___ Entries supplied ___

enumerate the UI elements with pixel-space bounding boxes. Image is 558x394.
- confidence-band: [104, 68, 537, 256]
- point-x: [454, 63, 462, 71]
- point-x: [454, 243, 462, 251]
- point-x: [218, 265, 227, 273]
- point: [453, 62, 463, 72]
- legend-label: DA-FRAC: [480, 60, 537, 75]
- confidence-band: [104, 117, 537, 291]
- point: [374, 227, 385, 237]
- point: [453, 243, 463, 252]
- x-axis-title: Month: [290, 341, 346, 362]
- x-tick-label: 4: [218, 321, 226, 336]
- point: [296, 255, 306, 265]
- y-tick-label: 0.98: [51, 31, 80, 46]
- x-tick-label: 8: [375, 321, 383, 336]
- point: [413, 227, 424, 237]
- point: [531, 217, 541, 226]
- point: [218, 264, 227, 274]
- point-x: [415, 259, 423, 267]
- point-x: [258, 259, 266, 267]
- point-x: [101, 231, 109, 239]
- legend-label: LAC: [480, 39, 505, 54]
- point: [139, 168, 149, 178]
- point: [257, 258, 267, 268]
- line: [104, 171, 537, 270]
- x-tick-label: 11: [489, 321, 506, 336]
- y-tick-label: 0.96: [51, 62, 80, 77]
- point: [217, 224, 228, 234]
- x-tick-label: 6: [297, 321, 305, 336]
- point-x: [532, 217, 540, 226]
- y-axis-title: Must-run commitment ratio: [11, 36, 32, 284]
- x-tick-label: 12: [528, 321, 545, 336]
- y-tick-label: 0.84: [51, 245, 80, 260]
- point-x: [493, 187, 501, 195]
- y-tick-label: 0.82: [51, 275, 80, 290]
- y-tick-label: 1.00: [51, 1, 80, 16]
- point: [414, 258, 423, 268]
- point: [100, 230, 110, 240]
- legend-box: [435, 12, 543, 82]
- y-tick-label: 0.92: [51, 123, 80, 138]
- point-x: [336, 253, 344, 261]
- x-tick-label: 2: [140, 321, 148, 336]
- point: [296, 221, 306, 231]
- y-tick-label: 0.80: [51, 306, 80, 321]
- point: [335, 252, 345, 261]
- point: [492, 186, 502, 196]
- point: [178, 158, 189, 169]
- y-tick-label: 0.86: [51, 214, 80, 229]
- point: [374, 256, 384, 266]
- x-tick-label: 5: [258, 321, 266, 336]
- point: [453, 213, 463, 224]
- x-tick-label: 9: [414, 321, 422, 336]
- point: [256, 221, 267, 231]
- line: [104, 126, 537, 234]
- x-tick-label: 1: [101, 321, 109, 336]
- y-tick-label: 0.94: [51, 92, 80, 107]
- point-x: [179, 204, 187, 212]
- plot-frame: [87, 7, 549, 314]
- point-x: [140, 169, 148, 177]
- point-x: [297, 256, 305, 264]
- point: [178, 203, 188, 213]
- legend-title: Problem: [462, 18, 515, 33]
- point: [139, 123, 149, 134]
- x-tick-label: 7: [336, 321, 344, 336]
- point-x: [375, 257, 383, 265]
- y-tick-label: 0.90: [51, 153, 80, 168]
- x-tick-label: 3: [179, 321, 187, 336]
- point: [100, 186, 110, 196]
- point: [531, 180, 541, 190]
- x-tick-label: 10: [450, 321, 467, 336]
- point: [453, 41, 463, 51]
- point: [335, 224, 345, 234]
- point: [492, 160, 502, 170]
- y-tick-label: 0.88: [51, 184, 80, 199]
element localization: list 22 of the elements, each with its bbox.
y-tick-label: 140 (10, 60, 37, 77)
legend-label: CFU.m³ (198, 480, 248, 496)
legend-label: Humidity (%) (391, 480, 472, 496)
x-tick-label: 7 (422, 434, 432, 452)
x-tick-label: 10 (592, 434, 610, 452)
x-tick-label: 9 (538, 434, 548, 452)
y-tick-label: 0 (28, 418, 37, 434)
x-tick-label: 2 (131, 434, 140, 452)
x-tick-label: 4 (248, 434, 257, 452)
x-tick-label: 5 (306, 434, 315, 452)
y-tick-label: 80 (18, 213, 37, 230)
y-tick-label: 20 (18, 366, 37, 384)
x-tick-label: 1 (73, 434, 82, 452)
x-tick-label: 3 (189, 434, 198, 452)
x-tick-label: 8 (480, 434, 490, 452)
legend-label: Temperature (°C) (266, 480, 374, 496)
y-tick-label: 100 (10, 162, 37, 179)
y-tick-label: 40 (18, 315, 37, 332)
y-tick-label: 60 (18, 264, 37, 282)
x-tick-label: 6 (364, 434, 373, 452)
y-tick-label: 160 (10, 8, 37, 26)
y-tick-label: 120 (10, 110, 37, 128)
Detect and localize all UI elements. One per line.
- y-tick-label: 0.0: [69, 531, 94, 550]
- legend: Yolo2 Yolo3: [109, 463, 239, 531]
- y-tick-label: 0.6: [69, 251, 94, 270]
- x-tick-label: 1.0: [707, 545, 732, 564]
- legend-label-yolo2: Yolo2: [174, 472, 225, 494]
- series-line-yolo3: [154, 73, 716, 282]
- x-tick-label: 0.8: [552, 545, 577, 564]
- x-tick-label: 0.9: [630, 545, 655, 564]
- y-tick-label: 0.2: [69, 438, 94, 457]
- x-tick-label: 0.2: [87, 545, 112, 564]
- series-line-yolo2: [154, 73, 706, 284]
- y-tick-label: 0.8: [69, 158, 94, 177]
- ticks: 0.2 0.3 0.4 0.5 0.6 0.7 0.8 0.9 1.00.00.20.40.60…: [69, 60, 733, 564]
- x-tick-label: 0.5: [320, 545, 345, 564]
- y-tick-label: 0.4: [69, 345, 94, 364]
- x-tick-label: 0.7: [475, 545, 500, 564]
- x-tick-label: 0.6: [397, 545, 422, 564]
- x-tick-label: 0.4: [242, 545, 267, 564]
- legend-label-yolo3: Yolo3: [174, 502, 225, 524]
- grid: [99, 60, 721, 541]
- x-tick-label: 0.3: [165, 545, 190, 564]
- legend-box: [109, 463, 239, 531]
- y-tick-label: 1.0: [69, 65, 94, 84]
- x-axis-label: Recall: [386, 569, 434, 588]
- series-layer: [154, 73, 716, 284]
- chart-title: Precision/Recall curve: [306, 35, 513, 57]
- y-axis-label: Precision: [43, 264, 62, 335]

___

# Request:
Give every line from the first line of the items through the line containing "- y-tick-label: 0.98: [51, 31, 80, 46]", both included, as a Markdown table with the columns "Row" and "Content". Number each line and leave out blank lines.

# Solution for this exercise:
| Row | Content |
|---|---|
| 1 | enumerate the UI elements with pixel-space bounding boxes. Image is 558x394. |
| 2 | - confidence-band: [104, 68, 537, 256] |
| 3 | - point-x: [454, 63, 462, 71] |
| 4 | - point-x: [454, 243, 462, 251] |
| 5 | - point-x: [218, 265, 227, 273] |
| 6 | - point: [453, 62, 463, 72] |
| 7 | - legend-label: DA-FRAC: [480, 60, 537, 75] |
| 8 | - confidence-band: [104, 117, 537, 291] |
| 9 | - point: [374, 227, 385, 237] |
| 10 | - point: [453, 243, 463, 252] |
| 11 | - x-axis-title: Month: [290, 341, 346, 362] |
| 12 | - x-tick-label: 4: [218, 321, 226, 336] |
| 13 | - point: [296, 255, 306, 265] |
| 14 | - y-tick-label: 0.98: [51, 31, 80, 46] |